OBJECTIVE:
Reproduce every record below exactly as written, but leave out any pictures.

DATA SHOWN:
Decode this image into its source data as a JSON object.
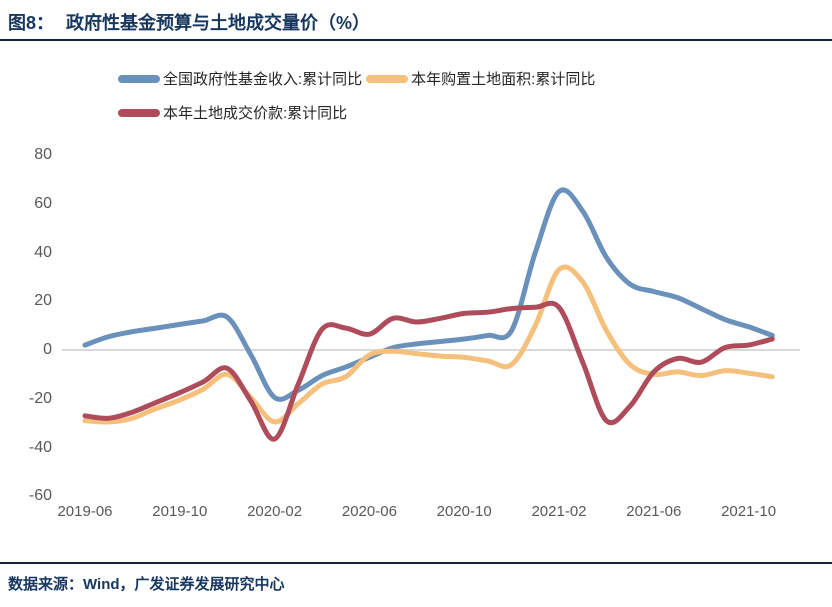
{
  "header": {
    "figure_label": "图8：",
    "title": "政府性基金预算与土地成交量价（%）"
  },
  "footer": {
    "source": "数据来源：Wind，广发证券发展研究中心"
  },
  "colors": {
    "navy": "#17375E",
    "axis_text": "#595959",
    "zero_line": "#D9D9D9",
    "blue": "#6991BB",
    "orange": "#F4C07C",
    "red": "#AF4C5B"
  },
  "chart_data": {
    "type": "line",
    "title": "政府性基金预算与土地成交量价（%）",
    "x": [
      "2019-06",
      "2019-07",
      "2019-08",
      "2019-09",
      "2019-10",
      "2019-11",
      "2019-12",
      "2020-01",
      "2020-02",
      "2020-03",
      "2020-04",
      "2020-05",
      "2020-06",
      "2020-07",
      "2020-08",
      "2020-09",
      "2020-10",
      "2020-11",
      "2020-12",
      "2021-01",
      "2021-02",
      "2021-03",
      "2021-04",
      "2021-05",
      "2021-06",
      "2021-07",
      "2021-08",
      "2021-09",
      "2021-10",
      "2021-11"
    ],
    "series": [
      {
        "name": "全国政府性基金收入:累计同比",
        "color_key": "blue",
        "values": [
          2,
          5.5,
          7.5,
          9,
          10.5,
          12,
          13.5,
          -2,
          -19.5,
          -16.5,
          -10.5,
          -7,
          -3,
          1,
          2.5,
          3.5,
          4.5,
          6,
          8,
          40,
          65,
          57,
          38,
          27,
          24,
          21.5,
          17,
          12.5,
          9.5,
          6
        ]
      },
      {
        "name": "本年购置土地面积:累计同比",
        "color_key": "orange",
        "values": [
          -29,
          -29.5,
          -28,
          -24,
          -20.5,
          -16,
          -10,
          -19.5,
          -29.5,
          -22,
          -14,
          -11,
          -2,
          -0.5,
          -1.5,
          -2.5,
          -3,
          -4.5,
          -6,
          10,
          33,
          28,
          8,
          -6,
          -10,
          -9,
          -10.5,
          -8.5,
          -9.5,
          -11
        ]
      },
      {
        "name": "本年土地成交价款:累计同比",
        "color_key": "red",
        "values": [
          -27,
          -28,
          -25.5,
          -21.5,
          -17.5,
          -13,
          -7.5,
          -21,
          -36.5,
          -14,
          8.5,
          9,
          6.5,
          13,
          11.5,
          13,
          15,
          15.5,
          17,
          17.5,
          17.5,
          -5,
          -29,
          -23,
          -9,
          -3.5,
          -5,
          1,
          2,
          4.5
        ]
      }
    ],
    "y_ticks": [
      80,
      60,
      40,
      20,
      0,
      -20,
      -40,
      -60
    ],
    "x_tick_labels": [
      "2019-06",
      "2019-10",
      "2020-02",
      "2020-06",
      "2020-10",
      "2021-02",
      "2021-06",
      "2021-10"
    ],
    "ylim": [
      -60,
      80
    ],
    "grid": "zero-line-only",
    "legend_position": "top"
  }
}
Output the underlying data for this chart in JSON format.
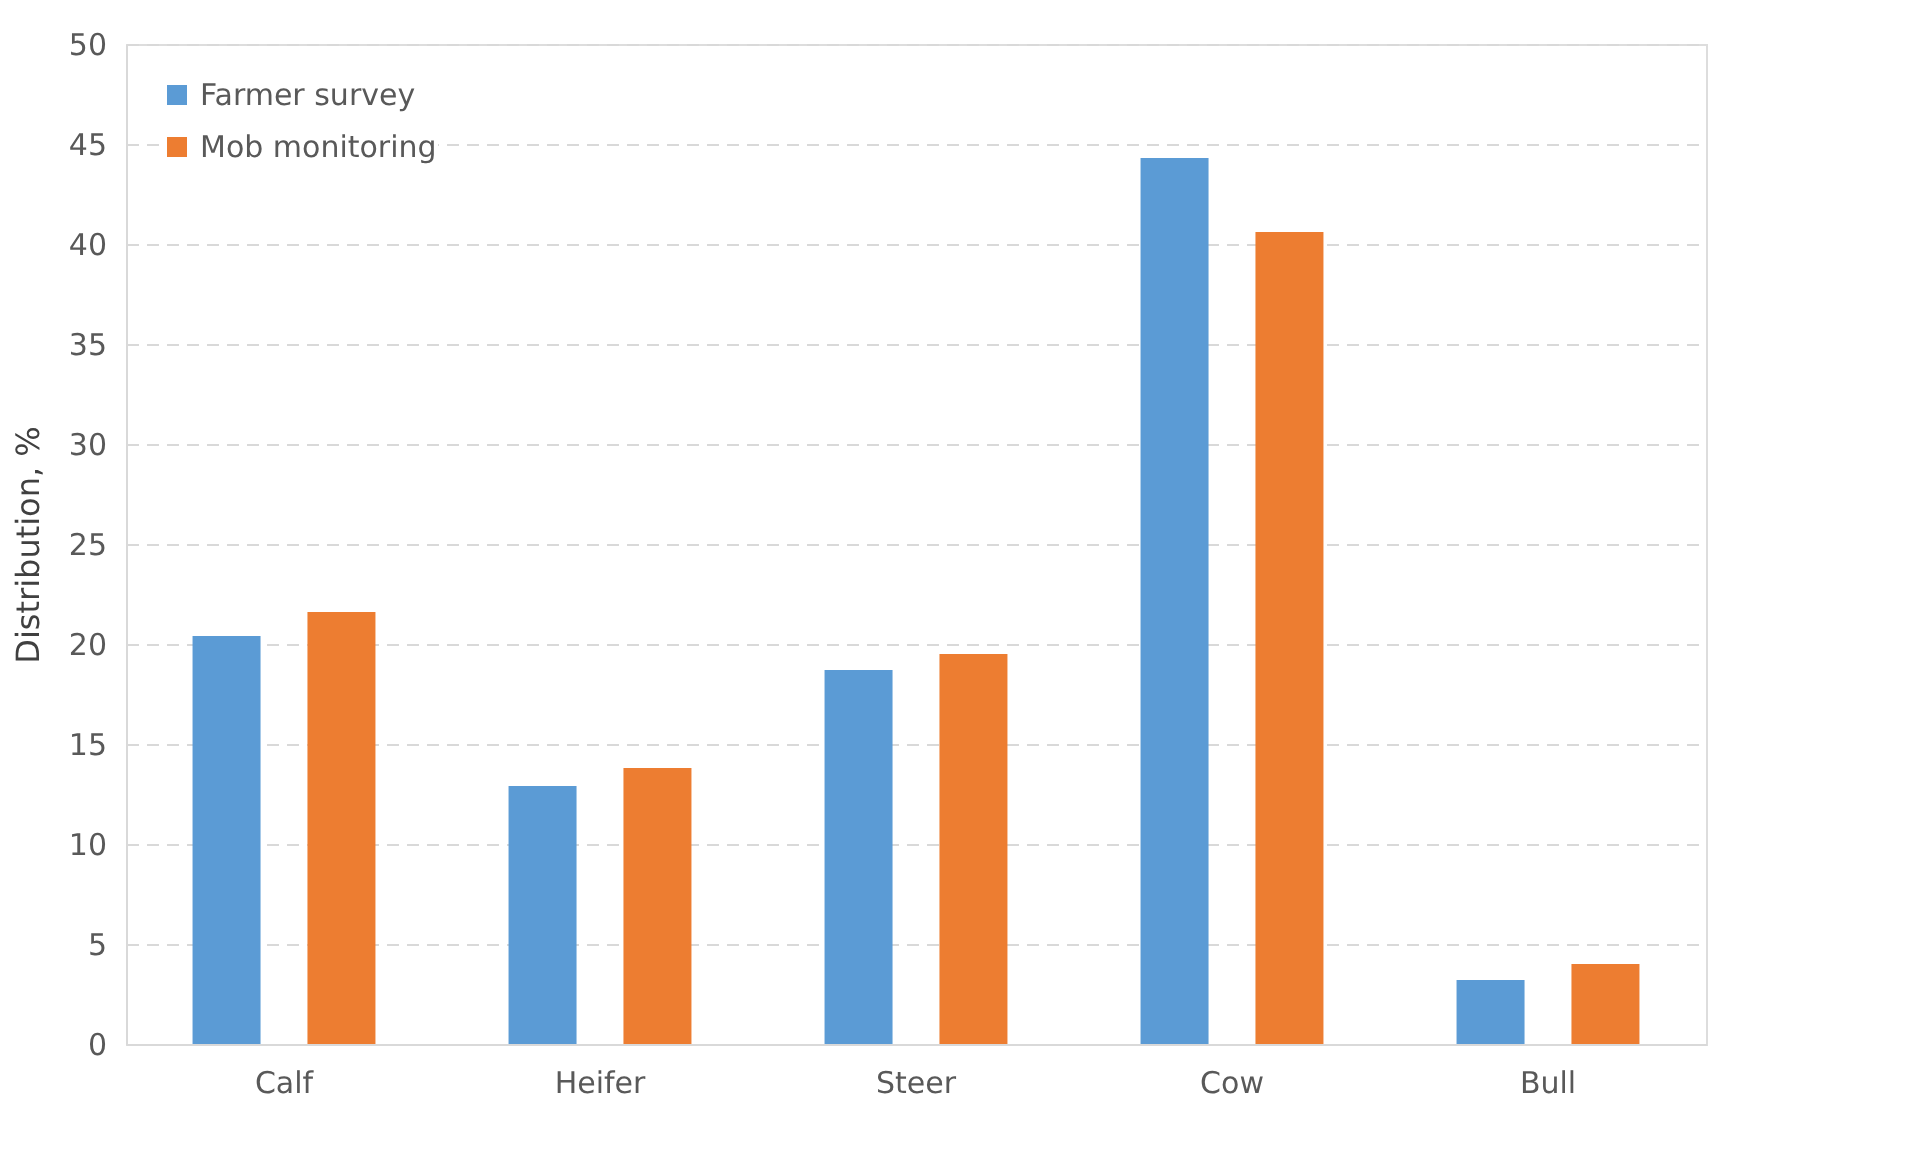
{
  "chart_data": {
    "type": "bar",
    "ylabel": "Distribution, %",
    "categories": [
      "Calf",
      "Heifer",
      "Steer",
      "Cow",
      "Bull"
    ],
    "series": [
      {
        "name": "Farmer survey",
        "color": "#5b9bd5",
        "values": [
          20.4,
          12.9,
          18.7,
          44.3,
          3.2
        ]
      },
      {
        "name": "Mob monitoring",
        "color": "#ed7d31",
        "values": [
          21.6,
          13.8,
          19.5,
          40.6,
          4.0
        ]
      }
    ],
    "ylim": [
      0,
      50
    ],
    "yticks": [
      0,
      5,
      10,
      15,
      20,
      25,
      30,
      35,
      40,
      45,
      50
    ],
    "grid": "y",
    "legend": "top left"
  }
}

THE RESULT:
Decode this image into its source data as a JSON object.
{
  "header": {
    "figure_label": "图8：",
    "title": "政府性基金预算与土地成交量价（%）"
  },
  "footer": {
    "source": "数据来源：Wind，广发证券发展研究中心"
  },
  "colors": {
    "navy": "#17375E",
    "axis_text": "#595959",
    "zero_line": "#D9D9D9",
    "blue": "#6991BB",
    "orange": "#F4C07C",
    "red": "#AF4C5B"
  },
  "chart_data": {
    "type": "line",
    "title": "政府性基金预算与土地成交量价（%）",
    "x": [
      "2019-06",
      "2019-07",
      "2019-08",
      "2019-09",
      "2019-10",
      "2019-11",
      "2019-12",
      "2020-01",
      "2020-02",
      "2020-03",
      "2020-04",
      "2020-05",
      "2020-06",
      "2020-07",
      "2020-08",
      "2020-09",
      "2020-10",
      "2020-11",
      "2020-12",
      "2021-01",
      "2021-02",
      "2021-03",
      "2021-04",
      "2021-05",
      "2021-06",
      "2021-07",
      "2021-08",
      "2021-09",
      "2021-10",
      "2021-11"
    ],
    "series": [
      {
        "name": "全国政府性基金收入:累计同比",
        "color_key": "blue",
        "values": [
          2,
          5.5,
          7.5,
          9,
          10.5,
          12,
          13.5,
          -2,
          -19.5,
          -16.5,
          -10.5,
          -7,
          -3,
          1,
          2.5,
          3.5,
          4.5,
          6,
          8,
          40,
          65,
          57,
          38,
          27,
          24,
          21.5,
          17,
          12.5,
          9.5,
          6
        ]
      },
      {
        "name": "本年购置土地面积:累计同比",
        "color_key": "orange",
        "values": [
          -29,
          -29.5,
          -28,
          -24,
          -20.5,
          -16,
          -10,
          -19.5,
          -29.5,
          -22,
          -14,
          -11,
          -2,
          -0.5,
          -1.5,
          -2.5,
          -3,
          -4.5,
          -6,
          10,
          33,
          28,
          8,
          -6,
          -10,
          -9,
          -10.5,
          -8.5,
          -9.5,
          -11
        ]
      },
      {
        "name": "本年土地成交价款:累计同比",
        "color_key": "red",
        "values": [
          -27,
          -28,
          -25.5,
          -21.5,
          -17.5,
          -13,
          -7.5,
          -21,
          -36.5,
          -14,
          8.5,
          9,
          6.5,
          13,
          11.5,
          13,
          15,
          15.5,
          17,
          17.5,
          17.5,
          -5,
          -29,
          -23,
          -9,
          -3.5,
          -5,
          1,
          2,
          4.5
        ]
      }
    ],
    "y_ticks": [
      80,
      60,
      40,
      20,
      0,
      -20,
      -40,
      -60
    ],
    "x_tick_labels": [
      "2019-06",
      "2019-10",
      "2020-02",
      "2020-06",
      "2020-10",
      "2021-02",
      "2021-06",
      "2021-10"
    ],
    "ylim": [
      -60,
      80
    ],
    "grid": "zero-line-only",
    "legend_position": "top"
  }
}
Output the underlying data for this chart in JSON format.
{
  "chart_data": {
    "type": "bar",
    "ylabel": "Distribution, %",
    "categories": [
      "Calf",
      "Heifer",
      "Steer",
      "Cow",
      "Bull"
    ],
    "series": [
      {
        "name": "Farmer survey",
        "color": "#5b9bd5",
        "values": [
          20.4,
          12.9,
          18.7,
          44.3,
          3.2
        ]
      },
      {
        "name": "Mob monitoring",
        "color": "#ed7d31",
        "values": [
          21.6,
          13.8,
          19.5,
          40.6,
          4.0
        ]
      }
    ],
    "ylim": [
      0,
      50
    ],
    "yticks": [
      0,
      5,
      10,
      15,
      20,
      25,
      30,
      35,
      40,
      45,
      50
    ],
    "grid": "y",
    "legend": "top left"
  }
}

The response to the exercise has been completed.